>>

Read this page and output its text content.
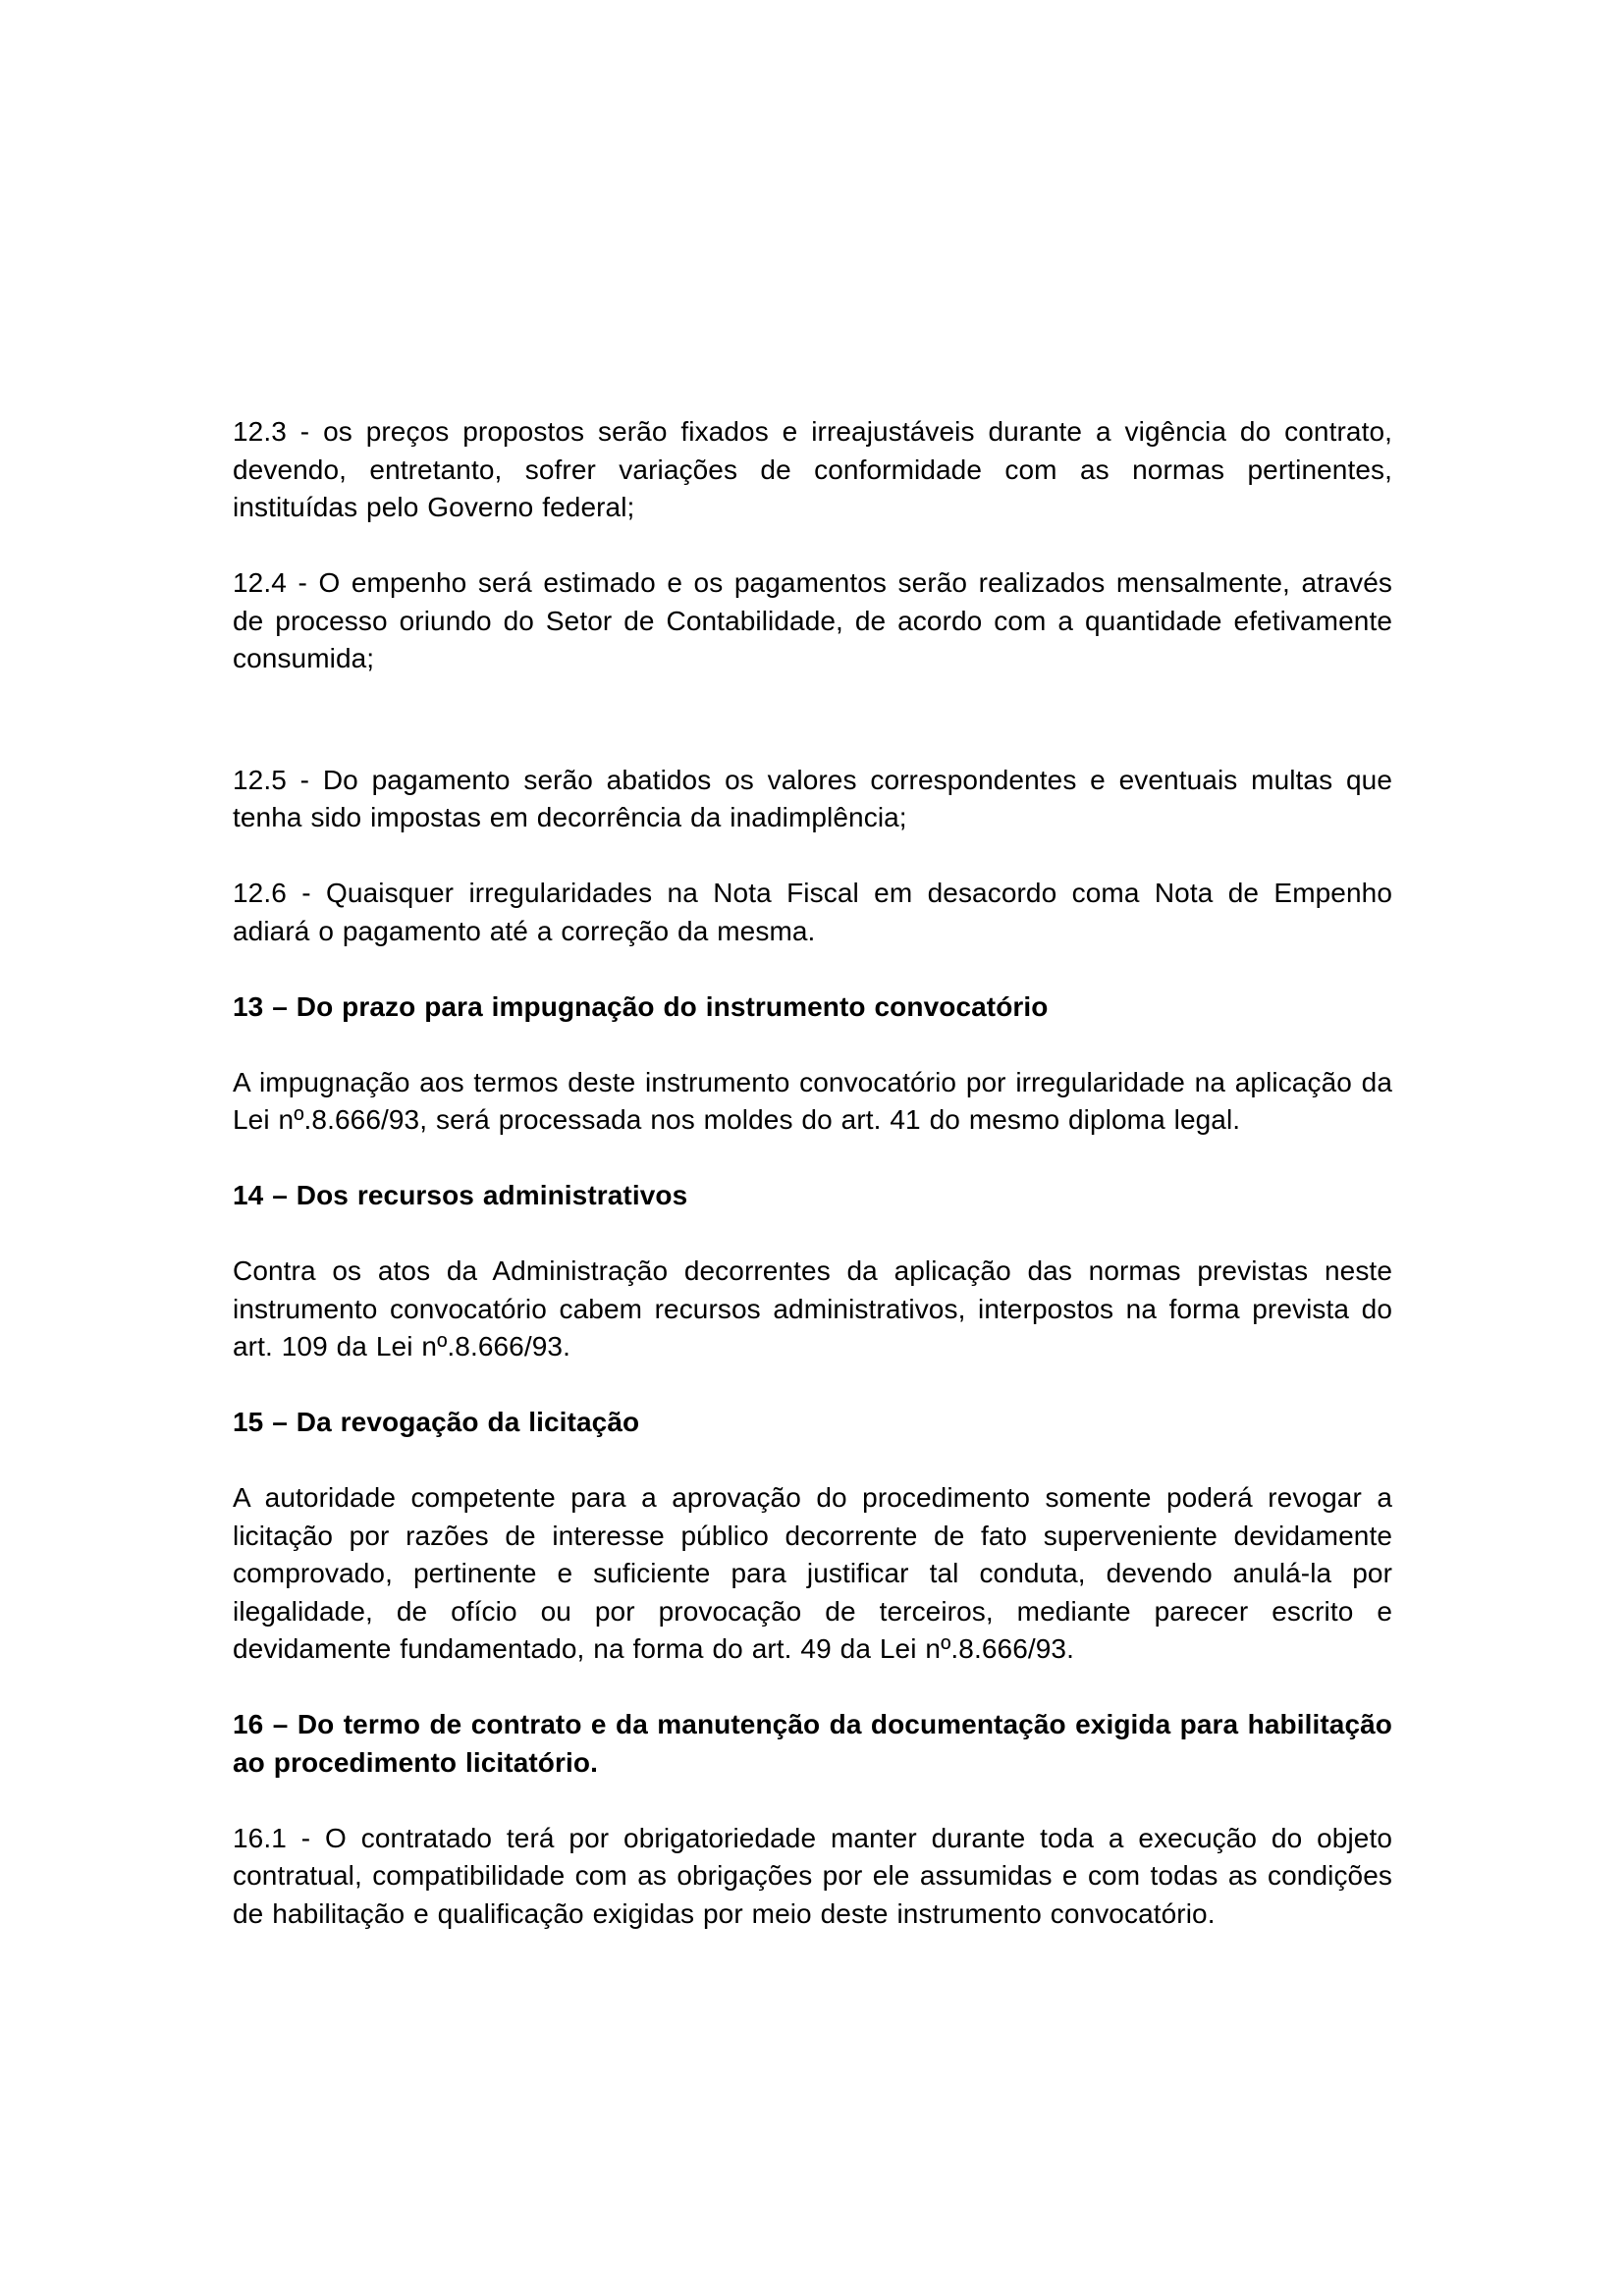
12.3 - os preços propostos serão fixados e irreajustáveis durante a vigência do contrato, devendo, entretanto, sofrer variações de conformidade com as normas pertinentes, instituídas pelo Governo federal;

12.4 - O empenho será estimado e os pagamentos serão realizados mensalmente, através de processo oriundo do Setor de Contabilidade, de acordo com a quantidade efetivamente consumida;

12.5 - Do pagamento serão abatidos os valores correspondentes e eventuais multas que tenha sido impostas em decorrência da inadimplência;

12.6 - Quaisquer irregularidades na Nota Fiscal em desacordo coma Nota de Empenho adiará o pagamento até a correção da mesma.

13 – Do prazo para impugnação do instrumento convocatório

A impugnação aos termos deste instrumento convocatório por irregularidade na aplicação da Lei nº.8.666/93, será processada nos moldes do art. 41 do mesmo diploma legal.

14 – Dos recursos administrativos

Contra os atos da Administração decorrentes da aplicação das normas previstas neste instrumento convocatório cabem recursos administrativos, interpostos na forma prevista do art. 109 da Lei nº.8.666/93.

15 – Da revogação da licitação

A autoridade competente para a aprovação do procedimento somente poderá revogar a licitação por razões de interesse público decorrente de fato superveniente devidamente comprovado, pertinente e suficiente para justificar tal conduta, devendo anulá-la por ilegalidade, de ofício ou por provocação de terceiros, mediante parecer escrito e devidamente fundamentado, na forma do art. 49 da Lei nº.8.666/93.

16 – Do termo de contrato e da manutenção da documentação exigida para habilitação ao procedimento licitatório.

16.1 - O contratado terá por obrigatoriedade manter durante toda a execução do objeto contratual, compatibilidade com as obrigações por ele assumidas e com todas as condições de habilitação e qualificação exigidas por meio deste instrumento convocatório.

<<

Reproduce the data verbatim. Do not carry any picture into the copy.

Read this page and output its text content.
12.3 - os preços propostos serão fixados e irreajustáveis durante a vigência do contrato, devendo, entretanto, sofrer variações de conformidade com as normas pertinentes, instituídas pelo Governo federal;

12.4 - O empenho será estimado e os pagamentos serão realizados mensalmente, através de processo oriundo do Setor de Contabilidade, de acordo com a quantidade efetivamente consumida;

12.5 - Do pagamento serão abatidos os valores correspondentes e eventuais multas que tenha sido impostas em decorrência da inadimplência;

12.6 - Quaisquer irregularidades na Nota Fiscal em desacordo coma Nota de Empenho adiará o pagamento até a correção da mesma.

13 – Do prazo para impugnação do instrumento convocatório

A impugnação aos termos deste instrumento convocatório por irregularidade na aplicação da Lei nº.8.666/93, será processada nos moldes do art. 41 do mesmo diploma legal.

14 – Dos recursos administrativos

Contra os atos da Administração decorrentes da aplicação das normas previstas neste instrumento convocatório cabem recursos administrativos, interpostos na forma prevista do art. 109 da Lei nº.8.666/93.

15 – Da revogação da licitação

A autoridade competente para a aprovação do procedimento somente poderá revogar a licitação por razões de interesse público decorrente de fato superveniente devidamente comprovado, pertinente e suficiente para justificar tal conduta, devendo anulá-la por ilegalidade, de ofício ou por provocação de terceiros, mediante parecer escrito e devidamente fundamentado, na forma do art. 49 da Lei nº.8.666/93.

16 – Do termo de contrato e da manutenção da documentação exigida para habilitação ao procedimento licitatório.

16.1 - O contratado terá por obrigatoriedade manter durante toda a execução do objeto contratual, compatibilidade com as obrigações por ele assumidas e com todas as condições de habilitação e qualificação exigidas por meio deste instrumento convocatório.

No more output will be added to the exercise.